James FitzPatrick

No. 70, 73
- Position: Offensive tackle

Personal information
- Born: February 1, 1964 (age 62) Heidelberg, Germany
- Listed height: 6 ft 8 in (2.03 m)
- Listed weight: 305 lb (138 kg)

Career information
- High school: Beaverton (Beaverton, Oregon, U.S.)
- College: USC
- NFL draft: 1986 (1st round, 13th overall pick)

Career history
- San Diego Chargers (1986–1989); Los Angeles Raiders (1990–1991);

Awards and highlights
- First-team All-American (1985); First-team All-Pac-10 (1985);

Career NFL statistics
- Games played: 65
- Games started: 19
- Stats at Pro Football Reference

= James FitzPatrick (American football) =

German gridiron football player (born 1964)

James Joseph FitzPatrick, III (born February 1, 1964) is an American former professional football player who was an offensive tackle for six seasons in the National Football League (NFL).

Fitzpatrick was born in Heidelberg, Germany. He began his football career in Beaverton, Oregon where he was a two way starter for the State Champion Beaverton High School Beavers.

▸ **RECORDS**:
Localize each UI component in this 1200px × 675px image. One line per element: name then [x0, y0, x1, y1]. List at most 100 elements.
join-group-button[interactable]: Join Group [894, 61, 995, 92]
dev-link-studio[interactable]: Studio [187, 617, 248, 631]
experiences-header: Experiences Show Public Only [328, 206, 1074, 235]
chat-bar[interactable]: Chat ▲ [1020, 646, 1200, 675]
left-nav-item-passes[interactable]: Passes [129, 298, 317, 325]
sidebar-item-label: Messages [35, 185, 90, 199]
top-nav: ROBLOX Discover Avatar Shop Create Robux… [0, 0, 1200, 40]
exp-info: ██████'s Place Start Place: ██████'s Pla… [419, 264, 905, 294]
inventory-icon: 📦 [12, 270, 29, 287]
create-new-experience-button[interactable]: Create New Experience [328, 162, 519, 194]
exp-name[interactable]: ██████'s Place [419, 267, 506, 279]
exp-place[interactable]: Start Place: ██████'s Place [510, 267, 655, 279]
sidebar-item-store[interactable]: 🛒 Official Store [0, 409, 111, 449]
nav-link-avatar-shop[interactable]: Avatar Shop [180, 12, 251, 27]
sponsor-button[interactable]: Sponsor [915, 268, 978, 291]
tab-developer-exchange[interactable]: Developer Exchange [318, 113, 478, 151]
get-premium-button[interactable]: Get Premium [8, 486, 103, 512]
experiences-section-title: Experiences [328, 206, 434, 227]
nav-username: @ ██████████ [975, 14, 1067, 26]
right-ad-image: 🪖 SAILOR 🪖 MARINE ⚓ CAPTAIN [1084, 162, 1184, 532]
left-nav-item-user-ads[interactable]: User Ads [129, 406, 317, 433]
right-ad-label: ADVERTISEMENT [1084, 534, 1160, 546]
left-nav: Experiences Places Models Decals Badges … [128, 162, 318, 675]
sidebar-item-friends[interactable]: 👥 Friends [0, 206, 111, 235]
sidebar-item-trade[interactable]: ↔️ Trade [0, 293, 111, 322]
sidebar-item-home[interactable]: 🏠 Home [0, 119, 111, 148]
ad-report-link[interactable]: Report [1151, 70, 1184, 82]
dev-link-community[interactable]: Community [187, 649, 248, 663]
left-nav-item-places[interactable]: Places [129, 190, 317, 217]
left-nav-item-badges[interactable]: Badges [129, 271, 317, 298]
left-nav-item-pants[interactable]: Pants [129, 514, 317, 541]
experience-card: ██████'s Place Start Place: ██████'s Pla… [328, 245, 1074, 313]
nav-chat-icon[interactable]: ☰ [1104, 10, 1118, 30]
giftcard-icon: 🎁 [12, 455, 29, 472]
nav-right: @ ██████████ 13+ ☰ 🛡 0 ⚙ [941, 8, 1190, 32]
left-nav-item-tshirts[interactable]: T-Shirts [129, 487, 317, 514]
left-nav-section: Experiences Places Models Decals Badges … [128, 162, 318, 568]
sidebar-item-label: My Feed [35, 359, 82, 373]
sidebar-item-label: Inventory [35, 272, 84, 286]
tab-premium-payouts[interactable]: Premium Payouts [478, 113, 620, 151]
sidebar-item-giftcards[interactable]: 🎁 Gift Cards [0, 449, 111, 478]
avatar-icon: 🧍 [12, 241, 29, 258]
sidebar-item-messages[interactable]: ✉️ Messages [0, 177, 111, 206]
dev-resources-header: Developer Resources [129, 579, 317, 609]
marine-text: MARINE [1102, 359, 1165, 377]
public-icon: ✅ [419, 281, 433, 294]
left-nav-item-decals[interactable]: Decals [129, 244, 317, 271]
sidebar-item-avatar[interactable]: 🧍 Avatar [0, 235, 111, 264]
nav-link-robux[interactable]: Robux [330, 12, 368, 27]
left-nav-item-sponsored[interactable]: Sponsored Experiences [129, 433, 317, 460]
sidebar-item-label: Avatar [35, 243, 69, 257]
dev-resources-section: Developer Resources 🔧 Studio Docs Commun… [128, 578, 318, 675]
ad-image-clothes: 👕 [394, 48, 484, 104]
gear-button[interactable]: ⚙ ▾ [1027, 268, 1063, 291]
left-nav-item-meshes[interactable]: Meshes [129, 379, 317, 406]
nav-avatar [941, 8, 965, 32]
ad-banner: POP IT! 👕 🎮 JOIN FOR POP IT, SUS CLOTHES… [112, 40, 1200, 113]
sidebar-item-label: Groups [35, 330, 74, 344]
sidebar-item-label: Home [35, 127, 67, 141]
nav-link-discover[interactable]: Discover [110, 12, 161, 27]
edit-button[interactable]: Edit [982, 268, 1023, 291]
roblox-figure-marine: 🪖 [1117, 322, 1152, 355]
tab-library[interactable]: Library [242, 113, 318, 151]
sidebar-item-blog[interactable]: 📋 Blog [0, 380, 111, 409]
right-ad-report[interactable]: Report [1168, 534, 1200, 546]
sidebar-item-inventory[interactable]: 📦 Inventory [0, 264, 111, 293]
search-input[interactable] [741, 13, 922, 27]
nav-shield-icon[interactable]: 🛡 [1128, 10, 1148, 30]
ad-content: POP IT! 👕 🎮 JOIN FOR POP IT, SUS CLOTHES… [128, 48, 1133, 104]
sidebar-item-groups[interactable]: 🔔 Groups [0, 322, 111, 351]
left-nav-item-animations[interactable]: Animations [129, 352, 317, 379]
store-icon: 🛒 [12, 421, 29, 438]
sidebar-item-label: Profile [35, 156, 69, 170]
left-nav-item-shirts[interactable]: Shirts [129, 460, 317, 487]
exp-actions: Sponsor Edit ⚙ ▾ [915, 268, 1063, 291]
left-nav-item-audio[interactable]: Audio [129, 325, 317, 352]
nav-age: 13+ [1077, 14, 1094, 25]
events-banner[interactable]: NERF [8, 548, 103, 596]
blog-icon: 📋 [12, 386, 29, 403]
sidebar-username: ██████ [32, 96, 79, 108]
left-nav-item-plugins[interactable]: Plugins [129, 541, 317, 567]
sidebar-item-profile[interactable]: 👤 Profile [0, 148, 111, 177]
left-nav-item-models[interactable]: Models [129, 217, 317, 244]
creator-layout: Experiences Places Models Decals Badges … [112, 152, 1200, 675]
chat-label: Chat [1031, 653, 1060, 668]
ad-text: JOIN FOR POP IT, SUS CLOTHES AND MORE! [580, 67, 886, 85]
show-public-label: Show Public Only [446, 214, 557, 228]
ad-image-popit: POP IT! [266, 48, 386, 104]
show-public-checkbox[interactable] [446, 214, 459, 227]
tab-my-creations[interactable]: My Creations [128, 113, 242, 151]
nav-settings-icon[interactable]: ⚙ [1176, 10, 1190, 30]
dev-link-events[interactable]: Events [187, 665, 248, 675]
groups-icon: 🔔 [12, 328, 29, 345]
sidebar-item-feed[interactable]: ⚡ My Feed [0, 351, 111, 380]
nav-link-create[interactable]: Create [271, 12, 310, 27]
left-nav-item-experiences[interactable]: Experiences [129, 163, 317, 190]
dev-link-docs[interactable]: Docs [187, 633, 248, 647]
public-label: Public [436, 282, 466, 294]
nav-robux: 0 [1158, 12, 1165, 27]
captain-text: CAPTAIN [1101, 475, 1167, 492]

▸ **EXERCISE SET**:
(1) From the James FitzPatrick biography, reproduce word for word the passage beginning at "James Joseph FitzPatrick, III" and ending at "Football League (NFL).".
(2) Carry on the James FitzPatrick biography after its final sentence.
None of the lines have any bearing on what you are asked to do.

▸ **TASK ANSWERS**:
(1)
James Joseph FitzPatrick, III (born February 1, 1964) is an American former professional football player who was an offensive tackle for six seasons in the National Football League (NFL).

(2)
He attended USC (University Of Southern California), where he played in the 1985 Rose Bowl against Ohio State, defeating them 20–17. As a senior, he was selected as the team's Offensive Player of the Year, and was named a first team All-American.

He was selected in the first round (13th overall) by the San Diego Chargers in the 1986 NFL draft. He played four seasons for the Chargers. He was traded to the then Los Angeles Raiders in 1990 where he returned to the Colosseum for the remainder of his career.

James now lives in Portland, Oregon, he is active in youth football.